What is being asked: Set down each line of the material that follows, exactly, with no pictures.

— START OF Input records —

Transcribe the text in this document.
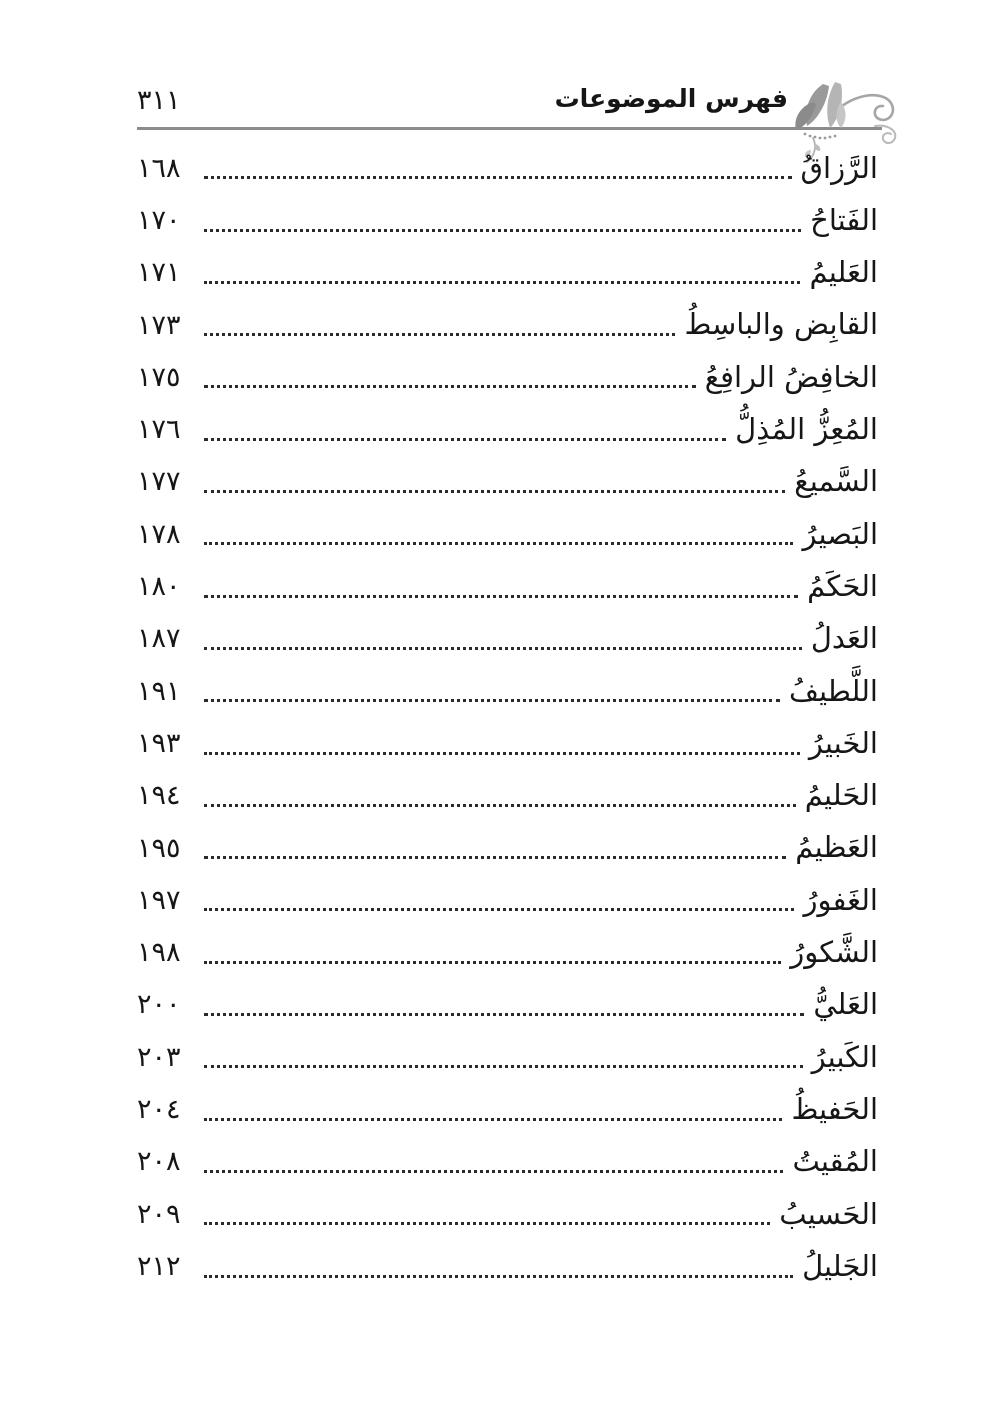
٣١١	فهرس الموضوعات
الرَّزاقُ
١٦٨
الفَتاحُ
١٧٠
العَليمُ
١٧١
القابِض والباسِطُ
١٧٣
الخافِضُ الرافِعُ
١٧٥
المُعِزُّ المُذِلُّ
١٧٦
السَّميعُ
١٧٧
البَصيرُ
١٧٨
الحَكَمُ
١٨٠
العَدلُ
١٨٧
اللَّطيفُ
١٩١
الخَبيرُ
١٩٣
الحَليمُ
١٩٤
العَظيمُ
١٩٥
الغَفورُ
١٩٧
الشَّكورُ
١٩٨
العَليُّ
٢٠٠
الكَبيرُ
٢٠٣
الحَفيظُ
٢٠٤
المُقيتُ
٢٠٨
الحَسيبُ
٢٠٩
الجَليلُ
٢١٢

— END OF Input records —

Task solution:
Transcribe the text in this document.
٣١١	فهرس الموضوعات
الرَّزاقُ
١٦٨
الفَتاحُ
١٧٠
العَليمُ
١٧١
القابِض والباسِطُ
١٧٣
الخافِضُ الرافِعُ
١٧٥
المُعِزُّ المُذِلُّ
١٧٦
السَّميعُ
١٧٧
البَصيرُ
١٧٨
الحَكَمُ
١٨٠
العَدلُ
١٨٧
اللَّطيفُ
١٩١
الخَبيرُ
١٩٣
الحَليمُ
١٩٤
العَظيمُ
١٩٥
الغَفورُ
١٩٧
الشَّكورُ
١٩٨
العَليُّ
٢٠٠
الكَبيرُ
٢٠٣
الحَفيظُ
٢٠٤
المُقيتُ
٢٠٨
الحَسيبُ
٢٠٩
الجَليلُ
٢١٢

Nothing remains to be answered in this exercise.